TASK: Read through the entries below and return each line with the word "this".

EXCERPTED DATA:
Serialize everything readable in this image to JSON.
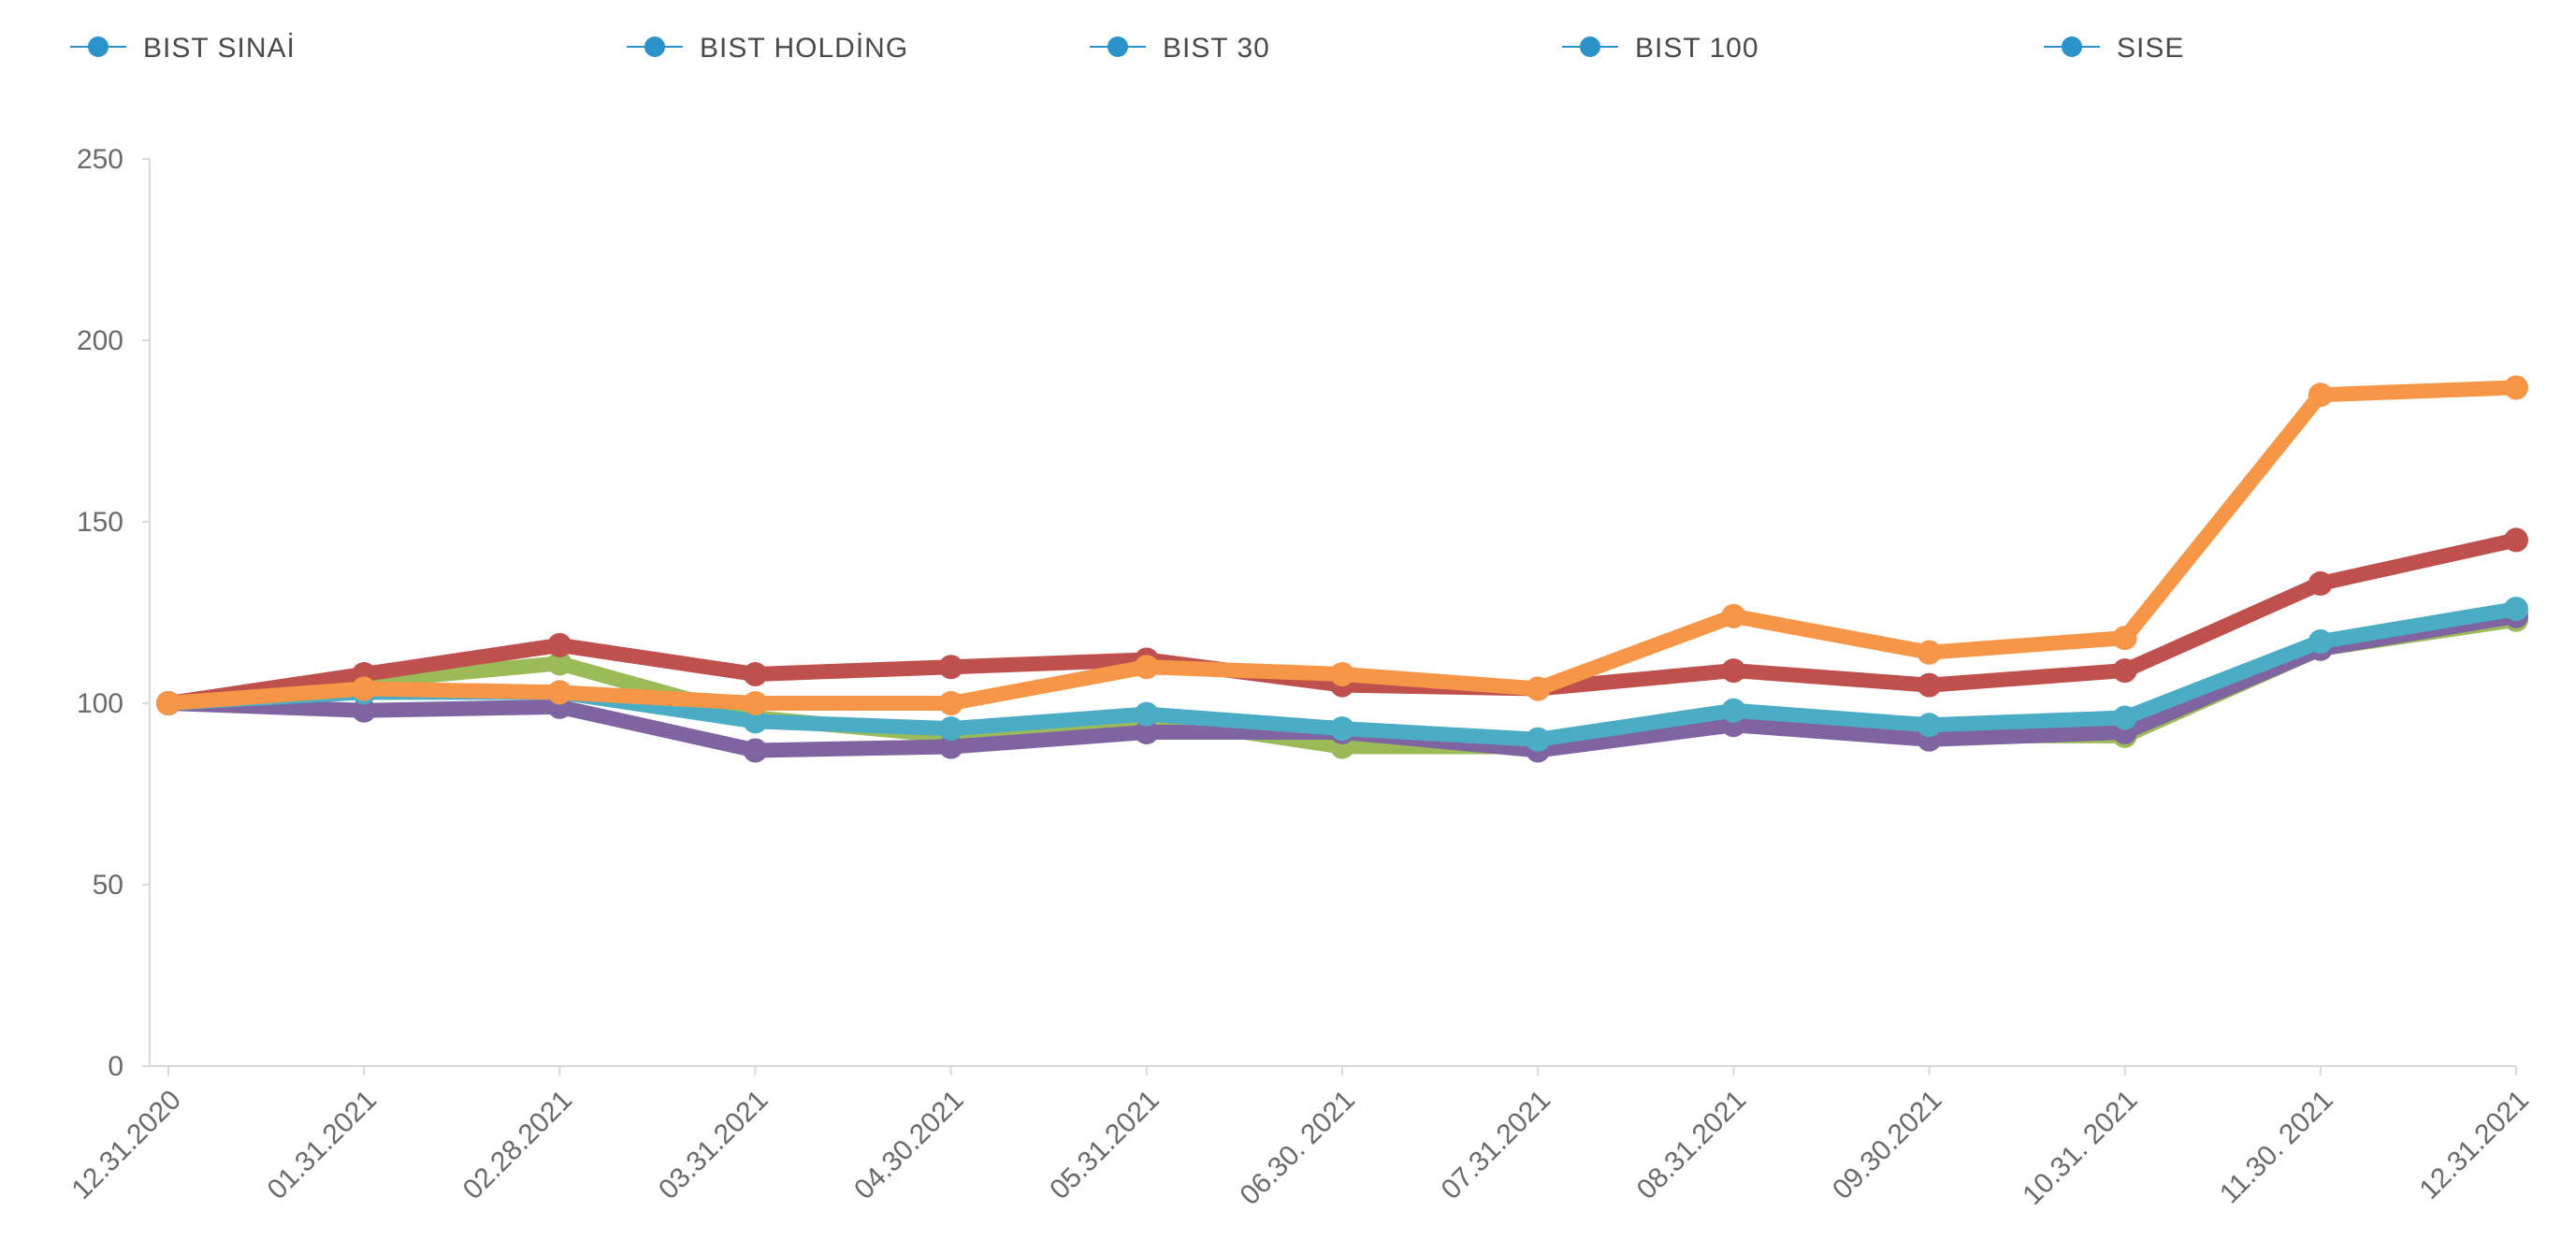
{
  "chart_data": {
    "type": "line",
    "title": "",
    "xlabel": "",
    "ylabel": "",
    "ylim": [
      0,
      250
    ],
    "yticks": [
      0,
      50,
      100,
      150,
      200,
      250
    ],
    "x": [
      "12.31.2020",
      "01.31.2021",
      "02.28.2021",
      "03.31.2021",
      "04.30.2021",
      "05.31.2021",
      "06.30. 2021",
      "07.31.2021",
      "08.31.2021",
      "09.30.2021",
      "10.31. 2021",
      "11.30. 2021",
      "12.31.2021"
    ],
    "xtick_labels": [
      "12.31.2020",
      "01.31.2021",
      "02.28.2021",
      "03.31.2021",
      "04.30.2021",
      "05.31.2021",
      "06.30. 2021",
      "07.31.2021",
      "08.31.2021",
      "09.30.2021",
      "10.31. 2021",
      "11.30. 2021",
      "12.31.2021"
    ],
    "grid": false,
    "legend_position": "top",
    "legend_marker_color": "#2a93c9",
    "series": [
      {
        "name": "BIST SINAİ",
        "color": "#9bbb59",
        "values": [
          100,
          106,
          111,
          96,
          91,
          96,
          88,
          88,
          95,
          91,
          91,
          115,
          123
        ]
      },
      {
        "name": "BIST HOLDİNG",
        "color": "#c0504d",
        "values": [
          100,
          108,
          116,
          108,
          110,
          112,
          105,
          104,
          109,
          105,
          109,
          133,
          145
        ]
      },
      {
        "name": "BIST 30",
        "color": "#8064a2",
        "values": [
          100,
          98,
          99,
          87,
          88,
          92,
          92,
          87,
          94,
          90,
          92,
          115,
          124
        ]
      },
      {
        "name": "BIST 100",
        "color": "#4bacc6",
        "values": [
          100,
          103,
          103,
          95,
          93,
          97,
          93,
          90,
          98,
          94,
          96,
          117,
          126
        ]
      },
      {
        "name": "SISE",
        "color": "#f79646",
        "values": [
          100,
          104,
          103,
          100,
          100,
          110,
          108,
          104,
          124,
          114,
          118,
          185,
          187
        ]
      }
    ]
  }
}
==
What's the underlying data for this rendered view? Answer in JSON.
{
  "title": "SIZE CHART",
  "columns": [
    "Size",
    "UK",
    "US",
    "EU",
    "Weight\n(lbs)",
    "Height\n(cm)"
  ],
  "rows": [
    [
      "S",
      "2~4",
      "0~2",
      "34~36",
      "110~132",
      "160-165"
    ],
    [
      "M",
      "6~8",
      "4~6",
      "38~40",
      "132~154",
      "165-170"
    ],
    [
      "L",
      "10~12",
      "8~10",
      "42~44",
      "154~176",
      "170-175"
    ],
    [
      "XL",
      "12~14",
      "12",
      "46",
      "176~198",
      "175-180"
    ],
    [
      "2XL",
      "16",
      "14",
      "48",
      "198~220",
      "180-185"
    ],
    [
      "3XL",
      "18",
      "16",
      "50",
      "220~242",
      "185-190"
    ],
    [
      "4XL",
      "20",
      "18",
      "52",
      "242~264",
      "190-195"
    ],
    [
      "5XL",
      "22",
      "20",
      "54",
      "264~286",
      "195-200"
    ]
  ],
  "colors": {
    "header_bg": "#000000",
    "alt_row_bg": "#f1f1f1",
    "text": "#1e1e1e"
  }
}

TASK SOLUTION:
Serialize everything readable in this image to JSON.
What's the underlying data for this rendered view? Answer in JSON.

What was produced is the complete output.